## begin Material to process

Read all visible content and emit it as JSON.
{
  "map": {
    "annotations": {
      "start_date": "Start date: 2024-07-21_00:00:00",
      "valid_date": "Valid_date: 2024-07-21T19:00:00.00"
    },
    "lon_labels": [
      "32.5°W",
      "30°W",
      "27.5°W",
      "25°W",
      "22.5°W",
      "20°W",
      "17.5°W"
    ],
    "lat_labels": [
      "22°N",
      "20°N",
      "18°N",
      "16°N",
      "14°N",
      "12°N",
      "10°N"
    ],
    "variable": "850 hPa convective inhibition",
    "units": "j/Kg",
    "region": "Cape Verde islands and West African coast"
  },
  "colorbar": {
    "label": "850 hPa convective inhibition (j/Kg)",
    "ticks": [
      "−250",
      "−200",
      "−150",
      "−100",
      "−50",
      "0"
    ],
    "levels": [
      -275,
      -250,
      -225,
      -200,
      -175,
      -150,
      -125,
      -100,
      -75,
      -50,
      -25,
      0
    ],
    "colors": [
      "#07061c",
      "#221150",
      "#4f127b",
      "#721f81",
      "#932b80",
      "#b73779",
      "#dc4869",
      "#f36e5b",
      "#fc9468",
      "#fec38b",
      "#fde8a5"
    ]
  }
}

## end Material to process

» Your task
Set down every line of the listing above again, exactly as given.

» Solution for this problem
Read all visible content and emit it as JSON.
{
  "map": {
    "annotations": {
      "start_date": "Start date: 2024-07-21_00:00:00",
      "valid_date": "Valid_date: 2024-07-21T19:00:00.00"
    },
    "lon_labels": [
      "32.5°W",
      "30°W",
      "27.5°W",
      "25°W",
      "22.5°W",
      "20°W",
      "17.5°W"
    ],
    "lat_labels": [
      "22°N",
      "20°N",
      "18°N",
      "16°N",
      "14°N",
      "12°N",
      "10°N"
    ],
    "variable": "850 hPa convective inhibition",
    "units": "j/Kg",
    "region": "Cape Verde islands and West African coast"
  },
  "colorbar": {
    "label": "850 hPa convective inhibition (j/Kg)",
    "ticks": [
      "−250",
      "−200",
      "−150",
      "−100",
      "−50",
      "0"
    ],
    "levels": [
      -275,
      -250,
      -225,
      -200,
      -175,
      -150,
      -125,
      -100,
      -75,
      -50,
      -25,
      0
    ],
    "colors": [
      "#07061c",
      "#221150",
      "#4f127b",
      "#721f81",
      "#932b80",
      "#b73779",
      "#dc4869",
      "#f36e5b",
      "#fc9468",
      "#fec38b",
      "#fde8a5"
    ]
  }
}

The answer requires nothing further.